◆ **Your goal**
Scan the data below. Pull out each line where "caption" occurs.

◆ **Task input**
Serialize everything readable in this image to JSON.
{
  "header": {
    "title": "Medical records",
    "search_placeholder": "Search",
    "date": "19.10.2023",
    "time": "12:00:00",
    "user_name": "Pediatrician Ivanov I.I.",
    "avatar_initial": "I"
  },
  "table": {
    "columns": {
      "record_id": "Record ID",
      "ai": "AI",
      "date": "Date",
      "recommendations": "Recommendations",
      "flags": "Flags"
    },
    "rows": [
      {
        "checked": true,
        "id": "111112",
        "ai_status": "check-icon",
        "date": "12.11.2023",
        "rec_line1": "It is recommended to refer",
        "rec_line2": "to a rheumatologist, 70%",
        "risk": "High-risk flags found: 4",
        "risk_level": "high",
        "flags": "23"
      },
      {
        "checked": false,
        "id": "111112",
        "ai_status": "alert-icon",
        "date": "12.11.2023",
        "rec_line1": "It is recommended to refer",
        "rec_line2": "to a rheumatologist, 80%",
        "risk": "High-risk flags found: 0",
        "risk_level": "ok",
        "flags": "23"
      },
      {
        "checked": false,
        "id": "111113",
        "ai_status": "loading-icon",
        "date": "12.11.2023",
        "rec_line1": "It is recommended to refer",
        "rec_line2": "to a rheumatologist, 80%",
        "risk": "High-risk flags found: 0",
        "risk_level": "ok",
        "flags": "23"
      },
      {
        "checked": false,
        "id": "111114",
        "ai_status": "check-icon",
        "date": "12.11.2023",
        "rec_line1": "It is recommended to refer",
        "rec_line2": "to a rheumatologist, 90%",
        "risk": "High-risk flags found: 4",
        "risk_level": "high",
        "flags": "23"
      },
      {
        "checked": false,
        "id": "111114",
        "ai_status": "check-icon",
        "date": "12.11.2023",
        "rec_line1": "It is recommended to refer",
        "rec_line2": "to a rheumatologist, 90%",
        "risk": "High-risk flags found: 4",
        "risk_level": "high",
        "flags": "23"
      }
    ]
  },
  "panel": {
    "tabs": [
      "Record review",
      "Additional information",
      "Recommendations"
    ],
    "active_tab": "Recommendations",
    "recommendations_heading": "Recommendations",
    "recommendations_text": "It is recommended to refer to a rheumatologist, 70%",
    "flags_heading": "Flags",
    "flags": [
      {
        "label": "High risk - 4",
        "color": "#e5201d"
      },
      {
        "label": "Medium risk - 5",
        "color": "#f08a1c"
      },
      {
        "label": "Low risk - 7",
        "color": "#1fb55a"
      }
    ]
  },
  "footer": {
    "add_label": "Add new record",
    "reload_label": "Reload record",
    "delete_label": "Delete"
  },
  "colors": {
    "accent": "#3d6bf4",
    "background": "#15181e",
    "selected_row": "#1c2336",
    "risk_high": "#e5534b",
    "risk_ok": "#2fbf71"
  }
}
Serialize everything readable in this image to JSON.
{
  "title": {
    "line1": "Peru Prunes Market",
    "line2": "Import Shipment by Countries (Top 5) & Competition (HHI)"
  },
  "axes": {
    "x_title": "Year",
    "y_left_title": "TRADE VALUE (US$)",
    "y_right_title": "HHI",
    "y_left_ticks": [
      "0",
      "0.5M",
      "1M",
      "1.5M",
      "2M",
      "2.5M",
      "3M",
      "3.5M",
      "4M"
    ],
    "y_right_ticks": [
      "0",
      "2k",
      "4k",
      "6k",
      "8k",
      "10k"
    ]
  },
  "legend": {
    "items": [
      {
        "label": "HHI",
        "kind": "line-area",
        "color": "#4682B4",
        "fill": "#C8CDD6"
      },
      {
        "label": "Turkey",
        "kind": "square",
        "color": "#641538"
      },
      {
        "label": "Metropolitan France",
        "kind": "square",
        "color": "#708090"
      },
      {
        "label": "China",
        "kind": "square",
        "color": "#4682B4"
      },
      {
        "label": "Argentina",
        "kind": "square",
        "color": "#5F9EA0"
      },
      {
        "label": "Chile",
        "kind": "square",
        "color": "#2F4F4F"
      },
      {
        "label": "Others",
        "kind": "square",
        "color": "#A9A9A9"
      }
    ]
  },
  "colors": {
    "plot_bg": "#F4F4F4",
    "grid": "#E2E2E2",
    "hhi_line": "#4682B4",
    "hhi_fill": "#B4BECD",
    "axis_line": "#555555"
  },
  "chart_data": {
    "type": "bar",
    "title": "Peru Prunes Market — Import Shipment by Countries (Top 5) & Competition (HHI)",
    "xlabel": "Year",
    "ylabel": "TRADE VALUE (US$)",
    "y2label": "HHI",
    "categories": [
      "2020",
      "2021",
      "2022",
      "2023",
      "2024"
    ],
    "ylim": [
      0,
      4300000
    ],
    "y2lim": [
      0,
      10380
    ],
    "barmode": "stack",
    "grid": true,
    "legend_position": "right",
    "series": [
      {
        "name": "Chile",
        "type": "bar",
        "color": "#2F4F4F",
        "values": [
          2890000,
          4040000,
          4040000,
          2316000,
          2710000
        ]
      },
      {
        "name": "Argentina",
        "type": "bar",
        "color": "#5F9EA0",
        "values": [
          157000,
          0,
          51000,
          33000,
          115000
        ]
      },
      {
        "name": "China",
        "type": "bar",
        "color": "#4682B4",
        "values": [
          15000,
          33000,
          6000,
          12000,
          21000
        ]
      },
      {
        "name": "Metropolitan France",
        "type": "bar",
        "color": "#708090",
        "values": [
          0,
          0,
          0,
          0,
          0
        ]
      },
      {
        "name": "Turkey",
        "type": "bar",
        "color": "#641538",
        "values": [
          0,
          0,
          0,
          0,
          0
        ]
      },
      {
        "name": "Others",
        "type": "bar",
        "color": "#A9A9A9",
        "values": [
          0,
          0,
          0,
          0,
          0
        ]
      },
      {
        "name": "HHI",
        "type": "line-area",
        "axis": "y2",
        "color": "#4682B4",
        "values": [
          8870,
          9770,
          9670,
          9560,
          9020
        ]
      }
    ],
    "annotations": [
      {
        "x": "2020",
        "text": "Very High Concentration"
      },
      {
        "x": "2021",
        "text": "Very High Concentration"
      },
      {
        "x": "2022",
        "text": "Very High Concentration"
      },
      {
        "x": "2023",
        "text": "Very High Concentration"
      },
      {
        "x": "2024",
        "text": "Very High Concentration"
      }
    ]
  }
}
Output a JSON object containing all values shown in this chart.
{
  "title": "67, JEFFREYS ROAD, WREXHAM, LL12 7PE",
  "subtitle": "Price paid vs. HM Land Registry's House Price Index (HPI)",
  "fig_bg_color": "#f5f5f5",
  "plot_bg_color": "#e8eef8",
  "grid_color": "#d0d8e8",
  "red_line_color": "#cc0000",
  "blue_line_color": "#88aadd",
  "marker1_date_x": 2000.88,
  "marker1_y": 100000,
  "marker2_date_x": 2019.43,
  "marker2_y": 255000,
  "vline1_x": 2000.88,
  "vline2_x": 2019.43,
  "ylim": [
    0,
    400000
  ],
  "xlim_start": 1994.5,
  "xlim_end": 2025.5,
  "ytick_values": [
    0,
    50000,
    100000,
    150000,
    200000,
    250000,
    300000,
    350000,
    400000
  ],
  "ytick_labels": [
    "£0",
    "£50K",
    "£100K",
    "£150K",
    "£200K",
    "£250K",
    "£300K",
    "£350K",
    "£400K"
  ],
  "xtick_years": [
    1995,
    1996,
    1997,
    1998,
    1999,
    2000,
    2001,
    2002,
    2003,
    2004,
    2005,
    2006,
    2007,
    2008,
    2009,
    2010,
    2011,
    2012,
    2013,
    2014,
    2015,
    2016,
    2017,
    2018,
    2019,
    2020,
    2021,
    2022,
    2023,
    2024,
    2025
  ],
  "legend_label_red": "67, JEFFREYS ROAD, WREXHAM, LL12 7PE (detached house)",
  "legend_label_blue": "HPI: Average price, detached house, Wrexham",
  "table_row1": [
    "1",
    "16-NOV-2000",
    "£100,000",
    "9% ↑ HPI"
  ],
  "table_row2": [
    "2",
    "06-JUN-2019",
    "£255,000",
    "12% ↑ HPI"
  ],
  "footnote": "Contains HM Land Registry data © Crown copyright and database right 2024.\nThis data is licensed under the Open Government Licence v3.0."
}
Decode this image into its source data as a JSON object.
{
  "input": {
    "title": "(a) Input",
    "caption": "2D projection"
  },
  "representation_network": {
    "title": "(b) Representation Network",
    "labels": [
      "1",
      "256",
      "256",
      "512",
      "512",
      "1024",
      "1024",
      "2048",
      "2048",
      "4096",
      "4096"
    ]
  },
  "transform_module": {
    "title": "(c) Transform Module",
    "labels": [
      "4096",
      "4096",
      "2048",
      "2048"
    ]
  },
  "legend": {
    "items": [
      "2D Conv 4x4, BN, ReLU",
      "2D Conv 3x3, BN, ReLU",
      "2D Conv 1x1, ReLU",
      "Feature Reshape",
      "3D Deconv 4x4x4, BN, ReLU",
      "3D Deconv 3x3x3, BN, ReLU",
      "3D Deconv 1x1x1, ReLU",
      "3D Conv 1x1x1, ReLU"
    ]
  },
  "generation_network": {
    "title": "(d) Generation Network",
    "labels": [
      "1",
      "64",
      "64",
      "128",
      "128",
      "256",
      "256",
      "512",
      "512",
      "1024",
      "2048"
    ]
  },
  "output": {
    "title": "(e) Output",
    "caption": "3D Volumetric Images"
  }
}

◆ **Written reply**
    "caption": "2D projection"
    "caption": "3D Volumetric Images"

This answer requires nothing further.